- _Given problem_: Sift the listing for lines that hold the string "erosion" and pull them out.

- _Data lines_:
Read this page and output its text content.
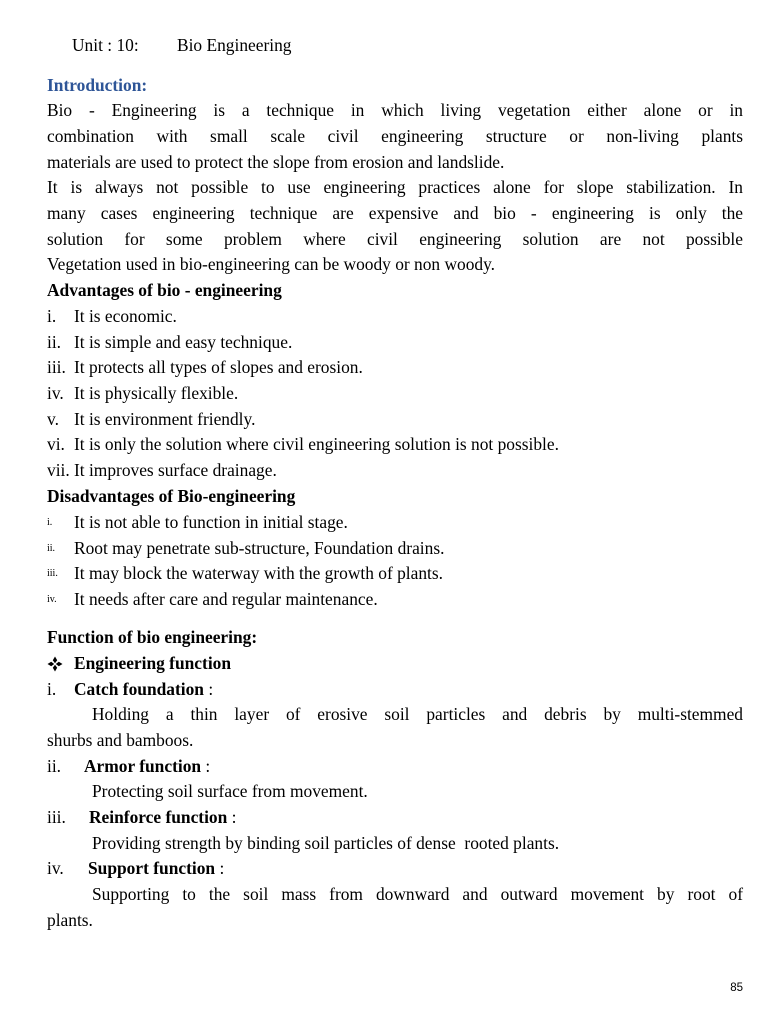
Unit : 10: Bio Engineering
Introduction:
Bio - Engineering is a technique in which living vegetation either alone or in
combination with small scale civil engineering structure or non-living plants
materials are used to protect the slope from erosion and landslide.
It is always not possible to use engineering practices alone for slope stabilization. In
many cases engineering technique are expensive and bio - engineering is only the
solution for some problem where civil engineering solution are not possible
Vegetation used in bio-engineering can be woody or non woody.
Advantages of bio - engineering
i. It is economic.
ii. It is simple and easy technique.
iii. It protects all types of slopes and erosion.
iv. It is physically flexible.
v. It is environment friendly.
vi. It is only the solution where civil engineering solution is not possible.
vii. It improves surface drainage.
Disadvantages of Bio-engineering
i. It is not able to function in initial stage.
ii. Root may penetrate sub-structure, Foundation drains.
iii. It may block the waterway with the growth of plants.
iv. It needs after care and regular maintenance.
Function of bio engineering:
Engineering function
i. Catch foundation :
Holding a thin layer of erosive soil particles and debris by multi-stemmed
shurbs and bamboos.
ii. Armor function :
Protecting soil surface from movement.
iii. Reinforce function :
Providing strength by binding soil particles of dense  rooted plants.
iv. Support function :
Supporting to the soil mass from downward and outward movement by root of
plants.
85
--
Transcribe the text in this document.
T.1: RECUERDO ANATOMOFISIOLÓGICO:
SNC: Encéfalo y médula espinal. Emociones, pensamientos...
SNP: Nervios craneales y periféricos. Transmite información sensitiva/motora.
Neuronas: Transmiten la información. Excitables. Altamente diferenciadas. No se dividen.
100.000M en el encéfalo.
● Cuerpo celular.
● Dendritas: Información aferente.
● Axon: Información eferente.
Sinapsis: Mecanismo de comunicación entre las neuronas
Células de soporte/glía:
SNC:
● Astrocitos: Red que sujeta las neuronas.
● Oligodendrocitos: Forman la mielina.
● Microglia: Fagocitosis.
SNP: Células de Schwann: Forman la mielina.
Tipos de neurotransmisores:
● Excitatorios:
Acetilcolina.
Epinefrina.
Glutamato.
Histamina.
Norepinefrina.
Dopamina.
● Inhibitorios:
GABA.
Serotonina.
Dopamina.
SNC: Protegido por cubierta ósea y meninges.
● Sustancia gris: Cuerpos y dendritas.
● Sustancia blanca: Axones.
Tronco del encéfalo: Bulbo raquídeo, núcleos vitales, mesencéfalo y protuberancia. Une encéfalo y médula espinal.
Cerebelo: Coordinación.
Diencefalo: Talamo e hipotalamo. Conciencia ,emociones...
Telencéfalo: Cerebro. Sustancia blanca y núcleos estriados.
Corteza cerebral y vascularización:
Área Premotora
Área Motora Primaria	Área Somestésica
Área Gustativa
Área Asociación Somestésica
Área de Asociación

- _Solution_:
materials are used to protect the slope from erosion and landslide.
iii. It protects all types of slopes and erosion.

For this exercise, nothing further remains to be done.